-- Start of RECORDS SUPPLIED --
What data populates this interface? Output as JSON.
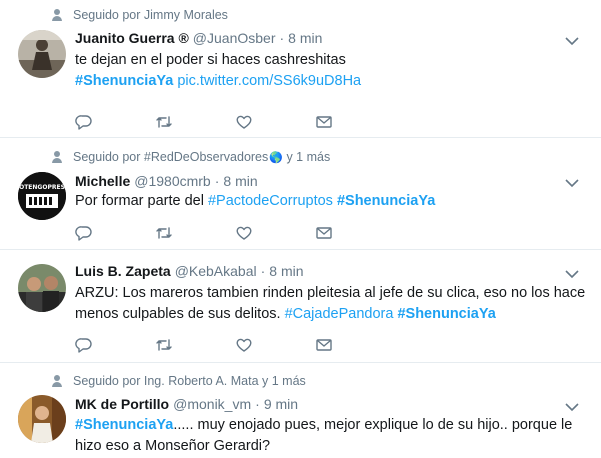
{
  "tweets": [
    {
      "social": "Seguido por Jimmy Morales",
      "name": "Juanito Guerra ®",
      "handle": "@JuanOsber",
      "dot": "·",
      "time": "8 min",
      "line1": "te dejan en el poder si haces cashreshitas",
      "hashtag1": "#ShenunciaYa",
      "link": "pic.twitter.com/SS6k9uD8Ha"
    },
    {
      "social": "Seguido por #RedDeObservadores",
      "social_globe": "🌎",
      "social_more": " y 1 más",
      "name": "Michelle",
      "handle": "@1980cmrb",
      "dot": "·",
      "time": "8 min",
      "text_pre": "Por formar parte del ",
      "hashtag1": "#PactodeCorruptos",
      "hashtag2": "#ShenunciaYa"
    },
    {
      "name": "Luis B. Zapeta",
      "handle": "@KebAkabal",
      "dot": "·",
      "time": "8 min",
      "line1": "ARZU: Los mareros tambien rinden pleitesia al jefe de su clica, eso no los hace",
      "line2_pre": "menos culpables de sus delitos. ",
      "hashtag1": "#CajadePandora",
      "hashtag2": "#ShenunciaYa"
    },
    {
      "social": "Seguido por Ing. Roberto A. Mata y 1 más",
      "name": "MK de Portillo",
      "handle": "@monik_vm",
      "dot": "·",
      "time": "9 min",
      "hashtag1": "#ShenunciaYa",
      "line1_post": "..... muy enojado pues, mejor explique lo de su hijo.. porque le",
      "line2": "hizo eso a Monseñor Gerardi?"
    }
  ],
  "avatar2_text": "OTENGOPRES",
  "colors": {
    "link": "#1da1f2",
    "meta": "#657786",
    "text": "#14171a",
    "divider": "#e6ecf0"
  },
  "icons": [
    "reply-icon",
    "retweet-icon",
    "like-icon",
    "message-icon",
    "chevron-down-icon",
    "person-icon"
  ]
}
-- End of RECORDS SUPPLIED --
**TASK DESCRIPTION**
Every record above should be written out again without change, except that the pictures are left out.

**ANSWER TO THIS EXERCISE**
What data populates this interface? Output as JSON.
{
  "tweets": [
    {
      "social": "Seguido por Jimmy Morales",
      "name": "Juanito Guerra ®",
      "handle": "@JuanOsber",
      "dot": "·",
      "time": "8 min",
      "line1": "te dejan en el poder si haces cashreshitas",
      "hashtag1": "#ShenunciaYa",
      "link": "pic.twitter.com/SS6k9uD8Ha"
    },
    {
      "social": "Seguido por #RedDeObservadores",
      "social_globe": "🌎",
      "social_more": " y 1 más",
      "name": "Michelle",
      "handle": "@1980cmrb",
      "dot": "·",
      "time": "8 min",
      "text_pre": "Por formar parte del ",
      "hashtag1": "#PactodeCorruptos",
      "hashtag2": "#ShenunciaYa"
    },
    {
      "name": "Luis B. Zapeta",
      "handle": "@KebAkabal",
      "dot": "·",
      "time": "8 min",
      "line1": "ARZU: Los mareros tambien rinden pleitesia al jefe de su clica, eso no los hace",
      "line2_pre": "menos culpables de sus delitos. ",
      "hashtag1": "#CajadePandora",
      "hashtag2": "#ShenunciaYa"
    },
    {
      "social": "Seguido por Ing. Roberto A. Mata y 1 más",
      "name": "MK de Portillo",
      "handle": "@monik_vm",
      "dot": "·",
      "time": "9 min",
      "hashtag1": "#ShenunciaYa",
      "line1_post": "..... muy enojado pues, mejor explique lo de su hijo.. porque le",
      "line2": "hizo eso a Monseñor Gerardi?"
    }
  ],
  "avatar2_text": "OTENGOPRES",
  "colors": {
    "link": "#1da1f2",
    "meta": "#657786",
    "text": "#14171a",
    "divider": "#e6ecf0"
  },
  "icons": [
    "reply-icon",
    "retweet-icon",
    "like-icon",
    "message-icon",
    "chevron-down-icon",
    "person-icon"
  ]
}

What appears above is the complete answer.